> **Your task**: Please find all lines in the data that hold the string "Project" and copy them.

> **Data to use**:
================

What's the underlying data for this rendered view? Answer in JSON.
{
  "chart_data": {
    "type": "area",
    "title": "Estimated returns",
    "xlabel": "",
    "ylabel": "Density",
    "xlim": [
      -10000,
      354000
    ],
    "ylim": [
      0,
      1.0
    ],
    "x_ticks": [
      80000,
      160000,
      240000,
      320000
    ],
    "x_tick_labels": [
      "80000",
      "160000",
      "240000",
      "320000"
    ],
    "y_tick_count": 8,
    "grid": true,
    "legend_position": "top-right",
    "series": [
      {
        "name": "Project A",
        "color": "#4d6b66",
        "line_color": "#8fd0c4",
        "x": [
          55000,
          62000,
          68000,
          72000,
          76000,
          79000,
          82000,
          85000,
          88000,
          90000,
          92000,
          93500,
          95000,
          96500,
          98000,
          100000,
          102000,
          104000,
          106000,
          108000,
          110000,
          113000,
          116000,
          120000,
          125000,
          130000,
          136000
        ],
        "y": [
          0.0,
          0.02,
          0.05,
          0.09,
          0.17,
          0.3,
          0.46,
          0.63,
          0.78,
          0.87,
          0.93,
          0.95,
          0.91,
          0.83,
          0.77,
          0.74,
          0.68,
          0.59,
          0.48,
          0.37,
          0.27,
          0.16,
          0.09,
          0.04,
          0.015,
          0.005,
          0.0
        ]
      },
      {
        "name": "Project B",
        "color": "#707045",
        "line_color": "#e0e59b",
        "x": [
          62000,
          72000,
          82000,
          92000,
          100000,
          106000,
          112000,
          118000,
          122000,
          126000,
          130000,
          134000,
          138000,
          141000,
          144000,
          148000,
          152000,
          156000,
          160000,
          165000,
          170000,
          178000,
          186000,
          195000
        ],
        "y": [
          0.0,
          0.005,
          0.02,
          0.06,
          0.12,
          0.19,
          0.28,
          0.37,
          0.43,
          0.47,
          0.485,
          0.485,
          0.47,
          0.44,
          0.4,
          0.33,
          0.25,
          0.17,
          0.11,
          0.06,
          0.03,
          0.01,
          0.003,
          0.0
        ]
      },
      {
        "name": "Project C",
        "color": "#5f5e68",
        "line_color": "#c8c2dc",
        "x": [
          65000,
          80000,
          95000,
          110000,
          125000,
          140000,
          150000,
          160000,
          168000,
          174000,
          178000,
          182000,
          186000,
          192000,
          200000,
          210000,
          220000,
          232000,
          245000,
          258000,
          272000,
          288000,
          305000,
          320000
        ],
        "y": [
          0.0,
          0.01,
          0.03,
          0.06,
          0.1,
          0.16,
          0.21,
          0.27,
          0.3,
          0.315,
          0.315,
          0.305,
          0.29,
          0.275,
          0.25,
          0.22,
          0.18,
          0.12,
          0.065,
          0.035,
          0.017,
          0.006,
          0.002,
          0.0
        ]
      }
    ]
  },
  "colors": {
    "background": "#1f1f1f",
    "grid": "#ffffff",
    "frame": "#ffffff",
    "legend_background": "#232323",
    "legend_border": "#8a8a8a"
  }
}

================

> **Written solution**:
        "name": "Project A",
        "name": "Project B",
        "name": "Project C",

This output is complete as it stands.